■ Goal ■
Reproduce each of the following items word for word, leaving out any pictures.
[BEGIN]
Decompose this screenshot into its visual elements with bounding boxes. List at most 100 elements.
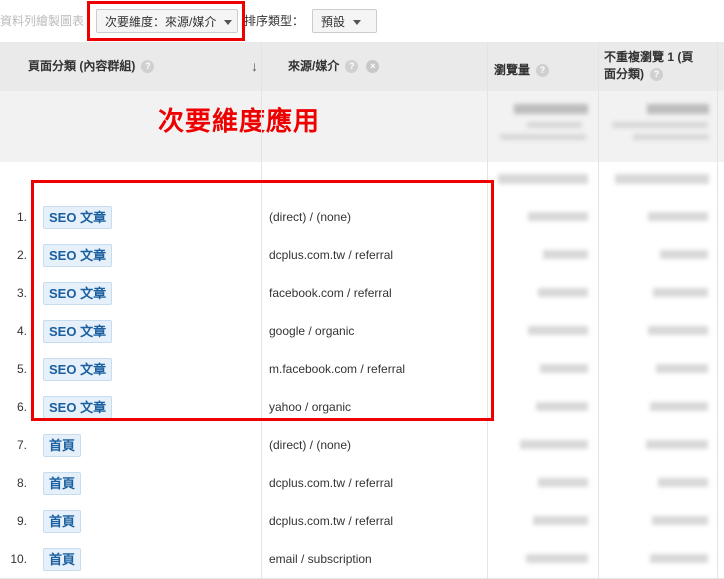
blurred-unique-pageviews [652, 516, 708, 525]
source-medium-cell: google / organic [269, 324, 355, 338]
source-medium-cell: yahoo / organic [269, 400, 352, 414]
blurred-pageviews [538, 288, 588, 297]
source-medium-cell: facebook.com / referral [269, 286, 392, 300]
blurred-unique-pageviews [648, 326, 708, 335]
source-medium-cell: m.facebook.com / referral [269, 362, 406, 376]
row-number: 7. [16, 438, 27, 452]
page-group-tag[interactable]: 首頁 [43, 472, 82, 495]
secondary-dimension-value: 次要維度：來源/媒介 [105, 15, 217, 29]
column-title-line2: 面分類) [604, 67, 644, 81]
table-toolbar: 資料列繪製圖表 次要維度：來源/媒介 排序類型： 預設 [0, 0, 724, 43]
blurred-pageviews [536, 402, 588, 411]
column-header-unique-pageviews[interactable]: 不重複瀏覽 1 (頁 面分類)? [604, 42, 719, 91]
row-number: 1. [16, 210, 27, 224]
table-row[interactable]: 3. SEO 文章 facebook.com / referral [0, 274, 724, 313]
sort-type-label: 排序類型： [244, 14, 305, 28]
page-group-tag[interactable]: SEO 文章 [43, 282, 113, 305]
blurred-total [514, 104, 588, 114]
column-divider [717, 42, 718, 578]
row-number: 9. [16, 514, 27, 528]
blurred-pageviews [520, 440, 588, 449]
table-row[interactable]: 5. SEO 文章 m.facebook.com / referral [0, 350, 724, 389]
sort-type-value: 預設 [321, 15, 346, 29]
blurred-pageviews [526, 554, 588, 563]
help-icon[interactable]: ? [536, 64, 550, 78]
table-row[interactable]: 2. SEO 文章 dcplus.com.tw / referral [0, 236, 724, 275]
blurred-value [498, 174, 588, 184]
column-header-pageviews[interactable]: 瀏覽量? [494, 42, 594, 91]
source-medium-cell: email / subscription [269, 552, 372, 566]
table-row[interactable]: 7. 首頁 (direct) / (none) [0, 426, 724, 465]
blurred-pageviews [528, 326, 588, 335]
sort-type-dropdown[interactable]: 預設 [312, 9, 377, 33]
help-icon[interactable]: ? [141, 60, 155, 74]
blurred-unique-pageviews [648, 212, 708, 221]
help-icon[interactable]: ? [345, 60, 359, 74]
table-row[interactable]: 4. SEO 文章 google / organic [0, 312, 724, 351]
table-row[interactable]: 10. 首頁 email / subscription [0, 540, 724, 579]
column-header-page-group[interactable]: 頁面分類 (內容群組)? ↓ [28, 42, 260, 91]
blurred-subtext [500, 134, 586, 140]
blurred-value [615, 174, 709, 184]
page-group-tag[interactable]: 首頁 [43, 510, 82, 533]
blurred-subtext [612, 122, 708, 128]
column-divider [487, 42, 488, 578]
table-row[interactable]: 6. SEO 文章 yahoo / organic [0, 388, 724, 427]
blurred-pageviews [528, 212, 588, 221]
blurred-unique-pageviews [646, 440, 708, 449]
table-header: 頁面分類 (內容群組)? ↓ 來源/媒介? × 瀏覽量? 不重複瀏覽 1 (頁 面… [0, 42, 724, 92]
blurred-unique-pageviews [650, 402, 708, 411]
blurred-unique-pageviews [650, 554, 708, 563]
blurred-subtext [527, 122, 582, 128]
help-icon[interactable]: ? [650, 68, 663, 82]
chevron-down-icon [224, 20, 233, 26]
table-row[interactable]: 9. 首頁 dcplus.com.tw / referral [0, 502, 724, 541]
secondary-dimension-dropdown[interactable]: 次要維度：來源/媒介 [96, 9, 238, 33]
blurred-unique-pageviews [656, 364, 708, 373]
page-group-tag[interactable]: 首頁 [43, 548, 82, 571]
row-number: 6. [16, 400, 27, 414]
column-divider [598, 42, 599, 578]
page-group-tag[interactable]: SEO 文章 [43, 396, 113, 419]
blurred-pageviews [540, 364, 588, 373]
close-icon[interactable]: × [366, 60, 380, 74]
blurred-unique-pageviews [653, 288, 708, 297]
row-number: 8. [16, 476, 27, 490]
summary-row-2 [0, 162, 724, 199]
table-row[interactable]: 8. 首頁 dcplus.com.tw / referral [0, 464, 724, 503]
chevron-down-icon [353, 20, 362, 26]
row-number: 4. [16, 324, 27, 338]
chart-rows-link[interactable]: 資料列繪製圖表 [0, 12, 84, 29]
blurred-total [647, 104, 709, 114]
page-group-tag[interactable]: SEO 文章 [43, 244, 113, 267]
blurred-pageviews [533, 516, 588, 525]
summary-row [0, 91, 724, 163]
page-group-tag[interactable]: SEO 文章 [43, 320, 113, 343]
row-number: 10. [10, 552, 27, 566]
source-medium-cell: dcplus.com.tw / referral [269, 514, 394, 528]
blurred-pageviews [543, 250, 588, 259]
column-divider [261, 42, 262, 578]
annotation-label: 次要維度應用 [158, 106, 321, 136]
blurred-unique-pageviews [660, 250, 708, 259]
row-number: 5. [16, 362, 27, 376]
column-title: 頁面分類 (內容群組) [28, 59, 136, 73]
page-group-tag[interactable]: 首頁 [43, 434, 82, 457]
table-row[interactable]: 1. SEO 文章 (direct) / (none) [0, 198, 724, 237]
source-medium-cell: (direct) / (none) [269, 438, 352, 452]
blurred-subtext [633, 134, 709, 140]
page-group-tag[interactable]: SEO 文章 [43, 358, 113, 381]
column-title: 來源/媒介 [288, 59, 340, 73]
source-medium-cell: dcplus.com.tw / referral [269, 248, 394, 262]
blurred-unique-pageviews [658, 478, 708, 487]
sort-down-arrow-icon[interactable]: ↓ [251, 42, 258, 91]
source-medium-cell: (direct) / (none) [269, 210, 352, 224]
row-number: 3. [16, 286, 27, 300]
page-group-tag[interactable]: SEO 文章 [43, 206, 113, 229]
column-header-source-medium[interactable]: 來源/媒介? × [288, 42, 484, 91]
source-medium-cell: dcplus.com.tw / referral [269, 476, 394, 490]
column-title: 瀏覽量 [494, 63, 531, 77]
column-title: 不重複瀏覽 1 (頁 [604, 50, 694, 64]
row-number: 2. [16, 248, 27, 262]
blurred-pageviews [538, 478, 588, 487]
[END]
■ Response for this exercise ■
Decompose this screenshot into its visual elements with bounding boxes. List at most 100 elements.
blurred-unique-pageviews [652, 516, 708, 525]
source-medium-cell: google / organic [269, 324, 355, 338]
source-medium-cell: yahoo / organic [269, 400, 352, 414]
blurred-pageviews [538, 288, 588, 297]
source-medium-cell: facebook.com / referral [269, 286, 392, 300]
blurred-unique-pageviews [648, 326, 708, 335]
source-medium-cell: m.facebook.com / referral [269, 362, 406, 376]
row-number: 7. [16, 438, 27, 452]
page-group-tag[interactable]: 首頁 [43, 472, 82, 495]
secondary-dimension-value: 次要維度：來源/媒介 [105, 15, 217, 29]
column-title-line2: 面分類) [604, 67, 644, 81]
table-toolbar: 資料列繪製圖表 次要維度：來源/媒介 排序類型： 預設 [0, 0, 724, 43]
blurred-pageviews [536, 402, 588, 411]
column-header-unique-pageviews[interactable]: 不重複瀏覽 1 (頁 面分類)? [604, 42, 719, 91]
row-number: 1. [16, 210, 27, 224]
table-row[interactable]: 3. SEO 文章 facebook.com / referral [0, 274, 724, 313]
sort-type-label: 排序類型： [244, 14, 305, 28]
page-group-tag[interactable]: SEO 文章 [43, 282, 113, 305]
blurred-total [514, 104, 588, 114]
column-divider [717, 42, 718, 578]
row-number: 9. [16, 514, 27, 528]
blurred-pageviews [520, 440, 588, 449]
table-row[interactable]: 5. SEO 文章 m.facebook.com / referral [0, 350, 724, 389]
sort-type-value: 預設 [321, 15, 346, 29]
blurred-pageviews [526, 554, 588, 563]
help-icon[interactable]: ? [536, 64, 550, 78]
table-row[interactable]: 2. SEO 文章 dcplus.com.tw / referral [0, 236, 724, 275]
blurred-value [498, 174, 588, 184]
column-header-pageviews[interactable]: 瀏覽量? [494, 42, 594, 91]
source-medium-cell: email / subscription [269, 552, 372, 566]
table-row[interactable]: 7. 首頁 (direct) / (none) [0, 426, 724, 465]
blurred-pageviews [528, 326, 588, 335]
sort-type-dropdown[interactable]: 預設 [312, 9, 377, 33]
help-icon[interactable]: ? [141, 60, 155, 74]
blurred-unique-pageviews [648, 212, 708, 221]
help-icon[interactable]: ? [345, 60, 359, 74]
table-row[interactable]: 4. SEO 文章 google / organic [0, 312, 724, 351]
table-row[interactable]: 10. 首頁 email / subscription [0, 540, 724, 579]
column-header-page-group[interactable]: 頁面分類 (內容群組)? ↓ [28, 42, 260, 91]
blurred-subtext [500, 134, 586, 140]
blurred-value [615, 174, 709, 184]
page-group-tag[interactable]: 首頁 [43, 510, 82, 533]
blurred-subtext [612, 122, 708, 128]
column-divider [487, 42, 488, 578]
table-row[interactable]: 6. SEO 文章 yahoo / organic [0, 388, 724, 427]
blurred-pageviews [528, 212, 588, 221]
blurred-unique-pageviews [646, 440, 708, 449]
table-header: 頁面分類 (內容群組)? ↓ 來源/媒介? × 瀏覽量? 不重複瀏覽 1 (頁 面… [0, 42, 724, 92]
blurred-unique-pageviews [650, 402, 708, 411]
blurred-unique-pageviews [650, 554, 708, 563]
blurred-subtext [527, 122, 582, 128]
help-icon[interactable]: ? [650, 68, 663, 82]
chevron-down-icon [224, 20, 233, 26]
table-row[interactable]: 9. 首頁 dcplus.com.tw / referral [0, 502, 724, 541]
secondary-dimension-dropdown[interactable]: 次要維度：來源/媒介 [96, 9, 238, 33]
blurred-unique-pageviews [656, 364, 708, 373]
page-group-tag[interactable]: 首頁 [43, 548, 82, 571]
row-number: 6. [16, 400, 27, 414]
column-divider [598, 42, 599, 578]
page-group-tag[interactable]: SEO 文章 [43, 396, 113, 419]
blurred-pageviews [540, 364, 588, 373]
close-icon[interactable]: × [366, 60, 380, 74]
blurred-unique-pageviews [653, 288, 708, 297]
row-number: 8. [16, 476, 27, 490]
summary-row-2 [0, 162, 724, 199]
table-row[interactable]: 8. 首頁 dcplus.com.tw / referral [0, 464, 724, 503]
chevron-down-icon [353, 20, 362, 26]
row-number: 4. [16, 324, 27, 338]
chart-rows-link[interactable]: 資料列繪製圖表 [0, 12, 84, 29]
blurred-total [647, 104, 709, 114]
page-group-tag[interactable]: SEO 文章 [43, 244, 113, 267]
blurred-pageviews [533, 516, 588, 525]
summary-row [0, 91, 724, 163]
page-group-tag[interactable]: SEO 文章 [43, 320, 113, 343]
row-number: 10. [10, 552, 27, 566]
source-medium-cell: dcplus.com.tw / referral [269, 514, 394, 528]
blurred-pageviews [543, 250, 588, 259]
column-divider [261, 42, 262, 578]
annotation-label: 次要維度應用 [158, 106, 321, 136]
blurred-unique-pageviews [660, 250, 708, 259]
row-number: 5. [16, 362, 27, 376]
column-title: 頁面分類 (內容群組) [28, 59, 136, 73]
page-group-tag[interactable]: 首頁 [43, 434, 82, 457]
table-row[interactable]: 1. SEO 文章 (direct) / (none) [0, 198, 724, 237]
source-medium-cell: (direct) / (none) [269, 438, 352, 452]
blurred-subtext [633, 134, 709, 140]
page-group-tag[interactable]: SEO 文章 [43, 358, 113, 381]
column-title: 來源/媒介 [288, 59, 340, 73]
source-medium-cell: dcplus.com.tw / referral [269, 248, 394, 262]
blurred-unique-pageviews [658, 478, 708, 487]
sort-down-arrow-icon[interactable]: ↓ [251, 42, 258, 91]
source-medium-cell: (direct) / (none) [269, 210, 352, 224]
row-number: 3. [16, 286, 27, 300]
page-group-tag[interactable]: SEO 文章 [43, 206, 113, 229]
column-header-source-medium[interactable]: 來源/媒介? × [288, 42, 484, 91]
source-medium-cell: dcplus.com.tw / referral [269, 476, 394, 490]
column-title: 瀏覽量 [494, 63, 531, 77]
column-title: 不重複瀏覽 1 (頁 [604, 50, 694, 64]
row-number: 2. [16, 248, 27, 262]
blurred-pageviews [538, 478, 588, 487]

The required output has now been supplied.